Extracted material:
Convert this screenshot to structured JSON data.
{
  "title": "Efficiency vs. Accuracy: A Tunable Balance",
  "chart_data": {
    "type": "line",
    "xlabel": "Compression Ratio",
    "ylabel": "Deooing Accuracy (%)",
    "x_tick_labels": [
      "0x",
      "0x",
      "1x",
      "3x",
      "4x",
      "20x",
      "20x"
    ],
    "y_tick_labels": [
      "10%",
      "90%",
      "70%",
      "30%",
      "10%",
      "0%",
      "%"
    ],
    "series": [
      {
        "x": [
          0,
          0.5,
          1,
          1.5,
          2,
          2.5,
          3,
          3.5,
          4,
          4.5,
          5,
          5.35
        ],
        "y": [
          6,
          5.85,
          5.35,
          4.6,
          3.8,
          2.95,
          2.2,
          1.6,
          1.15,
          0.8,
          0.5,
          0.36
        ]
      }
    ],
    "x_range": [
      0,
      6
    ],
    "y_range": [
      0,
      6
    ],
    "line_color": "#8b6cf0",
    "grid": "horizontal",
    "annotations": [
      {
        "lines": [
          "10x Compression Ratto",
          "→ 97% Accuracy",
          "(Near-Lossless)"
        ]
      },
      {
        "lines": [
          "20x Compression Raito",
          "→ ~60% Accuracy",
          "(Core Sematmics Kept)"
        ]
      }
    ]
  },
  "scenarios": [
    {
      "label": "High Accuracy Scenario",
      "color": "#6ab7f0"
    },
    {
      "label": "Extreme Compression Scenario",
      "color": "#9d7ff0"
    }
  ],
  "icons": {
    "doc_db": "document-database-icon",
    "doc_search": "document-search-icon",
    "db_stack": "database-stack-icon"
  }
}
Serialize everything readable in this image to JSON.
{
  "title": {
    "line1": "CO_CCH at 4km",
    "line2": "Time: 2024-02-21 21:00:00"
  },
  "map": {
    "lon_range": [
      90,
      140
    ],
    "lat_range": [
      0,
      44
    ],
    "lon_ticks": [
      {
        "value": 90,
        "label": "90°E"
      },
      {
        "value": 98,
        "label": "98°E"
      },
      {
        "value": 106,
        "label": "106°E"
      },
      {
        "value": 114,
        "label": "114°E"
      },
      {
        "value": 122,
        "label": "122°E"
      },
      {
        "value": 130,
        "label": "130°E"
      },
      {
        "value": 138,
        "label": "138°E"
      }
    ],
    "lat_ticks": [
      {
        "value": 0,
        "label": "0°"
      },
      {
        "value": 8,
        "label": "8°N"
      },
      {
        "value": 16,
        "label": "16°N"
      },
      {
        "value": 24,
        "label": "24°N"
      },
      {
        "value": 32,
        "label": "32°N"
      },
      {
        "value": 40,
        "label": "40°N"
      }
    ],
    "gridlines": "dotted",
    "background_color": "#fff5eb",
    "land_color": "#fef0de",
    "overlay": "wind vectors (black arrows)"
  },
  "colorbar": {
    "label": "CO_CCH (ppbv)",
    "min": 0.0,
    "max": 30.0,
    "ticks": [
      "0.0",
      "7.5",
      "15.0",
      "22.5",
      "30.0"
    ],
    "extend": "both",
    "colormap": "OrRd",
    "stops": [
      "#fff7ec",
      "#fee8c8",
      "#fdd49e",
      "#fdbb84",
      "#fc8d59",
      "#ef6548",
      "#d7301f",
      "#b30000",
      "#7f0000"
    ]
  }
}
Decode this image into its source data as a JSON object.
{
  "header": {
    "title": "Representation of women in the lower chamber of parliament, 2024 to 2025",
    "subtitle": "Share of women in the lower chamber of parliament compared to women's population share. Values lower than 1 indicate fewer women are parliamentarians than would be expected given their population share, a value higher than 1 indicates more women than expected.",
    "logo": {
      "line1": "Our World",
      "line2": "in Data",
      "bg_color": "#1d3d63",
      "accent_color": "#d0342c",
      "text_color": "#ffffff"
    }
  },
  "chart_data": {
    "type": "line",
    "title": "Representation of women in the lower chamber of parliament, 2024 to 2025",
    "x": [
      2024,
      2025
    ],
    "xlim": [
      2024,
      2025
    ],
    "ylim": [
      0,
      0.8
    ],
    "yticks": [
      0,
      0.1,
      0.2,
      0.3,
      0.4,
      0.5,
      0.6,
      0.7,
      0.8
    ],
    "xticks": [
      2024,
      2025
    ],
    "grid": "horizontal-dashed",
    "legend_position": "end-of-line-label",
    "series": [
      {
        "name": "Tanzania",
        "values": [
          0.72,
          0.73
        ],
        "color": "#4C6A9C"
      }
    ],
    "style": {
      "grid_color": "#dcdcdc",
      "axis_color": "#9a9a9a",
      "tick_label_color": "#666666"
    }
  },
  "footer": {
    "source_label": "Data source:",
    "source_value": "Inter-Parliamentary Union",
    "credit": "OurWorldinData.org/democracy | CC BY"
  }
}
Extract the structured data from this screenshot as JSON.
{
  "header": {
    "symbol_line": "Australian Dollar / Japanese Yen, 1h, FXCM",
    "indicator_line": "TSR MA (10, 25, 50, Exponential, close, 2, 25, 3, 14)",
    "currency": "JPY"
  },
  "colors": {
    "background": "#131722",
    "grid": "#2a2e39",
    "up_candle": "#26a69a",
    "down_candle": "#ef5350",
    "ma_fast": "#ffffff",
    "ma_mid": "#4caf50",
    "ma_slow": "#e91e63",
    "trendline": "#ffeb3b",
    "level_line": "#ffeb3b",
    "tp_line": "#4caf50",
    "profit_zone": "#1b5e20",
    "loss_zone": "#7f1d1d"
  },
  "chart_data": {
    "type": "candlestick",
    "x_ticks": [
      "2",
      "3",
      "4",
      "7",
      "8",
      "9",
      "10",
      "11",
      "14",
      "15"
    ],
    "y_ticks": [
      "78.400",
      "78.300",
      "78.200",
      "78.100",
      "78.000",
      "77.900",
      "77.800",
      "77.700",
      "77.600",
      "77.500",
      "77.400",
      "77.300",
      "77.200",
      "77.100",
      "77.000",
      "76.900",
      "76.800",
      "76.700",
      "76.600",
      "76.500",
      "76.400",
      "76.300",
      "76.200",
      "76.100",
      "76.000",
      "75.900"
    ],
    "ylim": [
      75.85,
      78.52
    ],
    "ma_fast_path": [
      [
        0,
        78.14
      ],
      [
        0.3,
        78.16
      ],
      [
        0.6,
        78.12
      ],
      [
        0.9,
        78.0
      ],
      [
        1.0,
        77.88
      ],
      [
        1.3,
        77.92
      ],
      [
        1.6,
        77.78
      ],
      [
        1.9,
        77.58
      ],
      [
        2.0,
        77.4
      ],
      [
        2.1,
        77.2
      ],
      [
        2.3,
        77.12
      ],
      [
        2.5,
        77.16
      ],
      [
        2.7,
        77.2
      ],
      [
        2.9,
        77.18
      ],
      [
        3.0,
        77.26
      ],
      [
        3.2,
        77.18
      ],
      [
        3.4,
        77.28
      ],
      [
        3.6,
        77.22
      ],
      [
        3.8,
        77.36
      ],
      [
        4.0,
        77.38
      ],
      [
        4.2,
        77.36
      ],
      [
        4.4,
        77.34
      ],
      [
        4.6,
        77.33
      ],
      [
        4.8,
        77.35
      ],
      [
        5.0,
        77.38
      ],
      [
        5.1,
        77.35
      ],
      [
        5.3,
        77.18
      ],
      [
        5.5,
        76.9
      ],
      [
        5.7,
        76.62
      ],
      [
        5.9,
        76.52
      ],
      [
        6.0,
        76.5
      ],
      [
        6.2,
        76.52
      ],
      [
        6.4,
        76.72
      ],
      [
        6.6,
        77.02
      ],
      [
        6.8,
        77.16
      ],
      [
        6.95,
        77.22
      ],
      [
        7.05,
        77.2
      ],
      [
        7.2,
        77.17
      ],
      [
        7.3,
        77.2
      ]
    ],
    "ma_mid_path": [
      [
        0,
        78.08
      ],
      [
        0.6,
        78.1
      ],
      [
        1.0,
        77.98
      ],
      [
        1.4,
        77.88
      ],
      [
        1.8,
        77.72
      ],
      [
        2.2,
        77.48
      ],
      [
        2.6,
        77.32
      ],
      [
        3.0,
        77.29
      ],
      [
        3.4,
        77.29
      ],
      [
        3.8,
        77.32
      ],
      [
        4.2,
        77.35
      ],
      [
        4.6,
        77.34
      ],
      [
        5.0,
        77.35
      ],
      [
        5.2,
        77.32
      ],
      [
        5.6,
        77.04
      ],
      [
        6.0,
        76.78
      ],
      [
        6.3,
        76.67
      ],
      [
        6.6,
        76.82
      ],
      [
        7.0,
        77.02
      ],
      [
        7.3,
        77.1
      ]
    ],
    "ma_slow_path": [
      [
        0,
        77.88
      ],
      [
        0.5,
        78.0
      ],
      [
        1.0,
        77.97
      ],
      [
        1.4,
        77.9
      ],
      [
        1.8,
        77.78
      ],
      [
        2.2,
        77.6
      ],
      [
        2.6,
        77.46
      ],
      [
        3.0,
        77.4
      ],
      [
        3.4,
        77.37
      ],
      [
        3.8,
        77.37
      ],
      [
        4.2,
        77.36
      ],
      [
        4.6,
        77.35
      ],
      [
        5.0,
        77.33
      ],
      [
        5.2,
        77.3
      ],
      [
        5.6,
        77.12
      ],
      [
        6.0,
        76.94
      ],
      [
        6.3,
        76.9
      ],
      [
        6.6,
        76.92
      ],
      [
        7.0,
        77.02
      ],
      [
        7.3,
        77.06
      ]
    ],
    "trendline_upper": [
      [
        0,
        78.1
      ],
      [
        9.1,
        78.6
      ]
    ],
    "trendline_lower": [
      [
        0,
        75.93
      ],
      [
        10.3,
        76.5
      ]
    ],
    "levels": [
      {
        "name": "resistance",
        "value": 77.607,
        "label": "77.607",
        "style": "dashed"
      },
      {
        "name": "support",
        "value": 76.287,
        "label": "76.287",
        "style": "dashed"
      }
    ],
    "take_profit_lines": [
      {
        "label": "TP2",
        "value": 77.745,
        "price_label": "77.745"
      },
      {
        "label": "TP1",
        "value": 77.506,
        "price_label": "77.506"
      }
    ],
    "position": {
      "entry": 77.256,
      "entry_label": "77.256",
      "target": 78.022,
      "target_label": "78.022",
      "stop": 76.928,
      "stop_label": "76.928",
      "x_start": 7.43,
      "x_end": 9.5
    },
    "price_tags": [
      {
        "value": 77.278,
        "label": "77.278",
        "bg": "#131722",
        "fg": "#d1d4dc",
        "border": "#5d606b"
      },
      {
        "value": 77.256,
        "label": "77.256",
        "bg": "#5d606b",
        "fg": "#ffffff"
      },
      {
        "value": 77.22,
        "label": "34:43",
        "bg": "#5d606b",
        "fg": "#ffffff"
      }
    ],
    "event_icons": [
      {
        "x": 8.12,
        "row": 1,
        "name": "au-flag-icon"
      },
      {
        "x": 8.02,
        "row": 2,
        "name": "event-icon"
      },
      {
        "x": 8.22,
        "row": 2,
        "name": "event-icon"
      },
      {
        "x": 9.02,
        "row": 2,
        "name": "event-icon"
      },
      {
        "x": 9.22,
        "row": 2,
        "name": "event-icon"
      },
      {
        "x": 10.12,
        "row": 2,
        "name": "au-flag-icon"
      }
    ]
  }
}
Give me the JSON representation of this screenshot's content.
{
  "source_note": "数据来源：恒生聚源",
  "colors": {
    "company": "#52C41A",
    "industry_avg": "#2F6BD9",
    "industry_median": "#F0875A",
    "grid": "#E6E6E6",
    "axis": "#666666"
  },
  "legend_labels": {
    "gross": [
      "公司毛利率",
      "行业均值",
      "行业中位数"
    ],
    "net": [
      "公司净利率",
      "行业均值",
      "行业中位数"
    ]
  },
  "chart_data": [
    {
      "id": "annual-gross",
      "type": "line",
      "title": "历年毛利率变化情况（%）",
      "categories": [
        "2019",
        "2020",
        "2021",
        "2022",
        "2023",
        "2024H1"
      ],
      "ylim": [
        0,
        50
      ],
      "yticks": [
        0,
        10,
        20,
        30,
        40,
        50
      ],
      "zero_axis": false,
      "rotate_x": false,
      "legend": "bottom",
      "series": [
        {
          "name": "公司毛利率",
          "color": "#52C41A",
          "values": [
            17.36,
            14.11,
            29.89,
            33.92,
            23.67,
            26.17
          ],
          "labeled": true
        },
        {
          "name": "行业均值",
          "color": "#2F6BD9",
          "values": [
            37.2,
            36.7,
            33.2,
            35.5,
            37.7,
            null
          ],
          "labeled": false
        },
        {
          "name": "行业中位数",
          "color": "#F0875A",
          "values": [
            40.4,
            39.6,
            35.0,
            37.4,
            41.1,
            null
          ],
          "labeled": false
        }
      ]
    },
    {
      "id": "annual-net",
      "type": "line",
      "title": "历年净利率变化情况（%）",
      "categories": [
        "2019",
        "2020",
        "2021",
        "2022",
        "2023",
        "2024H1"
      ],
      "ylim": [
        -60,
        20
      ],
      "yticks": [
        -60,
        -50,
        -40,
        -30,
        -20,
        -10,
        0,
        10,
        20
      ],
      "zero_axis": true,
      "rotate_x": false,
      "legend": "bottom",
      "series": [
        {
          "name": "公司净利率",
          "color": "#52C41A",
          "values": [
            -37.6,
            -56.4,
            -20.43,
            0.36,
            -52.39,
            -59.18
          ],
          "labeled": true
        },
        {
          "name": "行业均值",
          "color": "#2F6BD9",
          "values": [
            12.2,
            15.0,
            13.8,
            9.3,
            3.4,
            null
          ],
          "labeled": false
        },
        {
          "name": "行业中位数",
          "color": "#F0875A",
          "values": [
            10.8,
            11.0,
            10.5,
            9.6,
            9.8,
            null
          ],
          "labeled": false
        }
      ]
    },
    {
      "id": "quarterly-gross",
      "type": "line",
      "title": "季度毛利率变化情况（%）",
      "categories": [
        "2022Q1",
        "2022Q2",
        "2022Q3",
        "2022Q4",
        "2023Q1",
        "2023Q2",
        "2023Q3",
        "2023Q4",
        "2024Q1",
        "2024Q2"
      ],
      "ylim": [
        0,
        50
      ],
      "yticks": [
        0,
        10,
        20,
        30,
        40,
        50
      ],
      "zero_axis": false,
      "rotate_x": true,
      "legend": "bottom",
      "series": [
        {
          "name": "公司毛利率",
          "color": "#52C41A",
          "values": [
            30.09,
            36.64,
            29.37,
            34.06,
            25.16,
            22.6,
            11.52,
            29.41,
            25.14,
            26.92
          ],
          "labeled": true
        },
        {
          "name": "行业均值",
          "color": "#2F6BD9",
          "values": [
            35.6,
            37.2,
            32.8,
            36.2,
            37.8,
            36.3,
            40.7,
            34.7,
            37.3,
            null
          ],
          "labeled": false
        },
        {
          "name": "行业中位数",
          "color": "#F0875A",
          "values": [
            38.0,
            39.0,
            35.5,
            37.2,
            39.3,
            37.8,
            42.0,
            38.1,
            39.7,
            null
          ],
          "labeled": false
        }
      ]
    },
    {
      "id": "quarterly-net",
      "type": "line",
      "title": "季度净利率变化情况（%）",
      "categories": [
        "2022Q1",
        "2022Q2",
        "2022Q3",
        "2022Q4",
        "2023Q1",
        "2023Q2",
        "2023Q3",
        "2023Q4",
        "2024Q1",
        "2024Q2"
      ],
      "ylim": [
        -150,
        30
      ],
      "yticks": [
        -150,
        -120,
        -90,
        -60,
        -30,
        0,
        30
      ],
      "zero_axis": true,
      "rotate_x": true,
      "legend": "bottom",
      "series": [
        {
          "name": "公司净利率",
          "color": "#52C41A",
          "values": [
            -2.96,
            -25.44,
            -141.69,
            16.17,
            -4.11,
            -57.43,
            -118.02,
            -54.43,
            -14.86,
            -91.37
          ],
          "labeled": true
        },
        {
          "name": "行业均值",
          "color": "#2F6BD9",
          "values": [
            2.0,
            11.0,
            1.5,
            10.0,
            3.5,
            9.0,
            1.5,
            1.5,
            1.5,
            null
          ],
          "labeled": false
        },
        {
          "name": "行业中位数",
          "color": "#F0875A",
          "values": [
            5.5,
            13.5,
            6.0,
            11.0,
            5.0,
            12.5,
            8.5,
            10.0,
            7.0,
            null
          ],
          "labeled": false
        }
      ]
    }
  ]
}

What the exercise asks:
Copy out all lines above that include the string "Accuracy".

Output of the exercise:
  "title": "Efficiency vs. Accuracy: A Tunable Balance",
    "ylabel": "Deooing Accuracy (%)",
          "→ 97% Accuracy",
          "→ ~60% Accuracy",
      "label": "High Accuracy Scenario",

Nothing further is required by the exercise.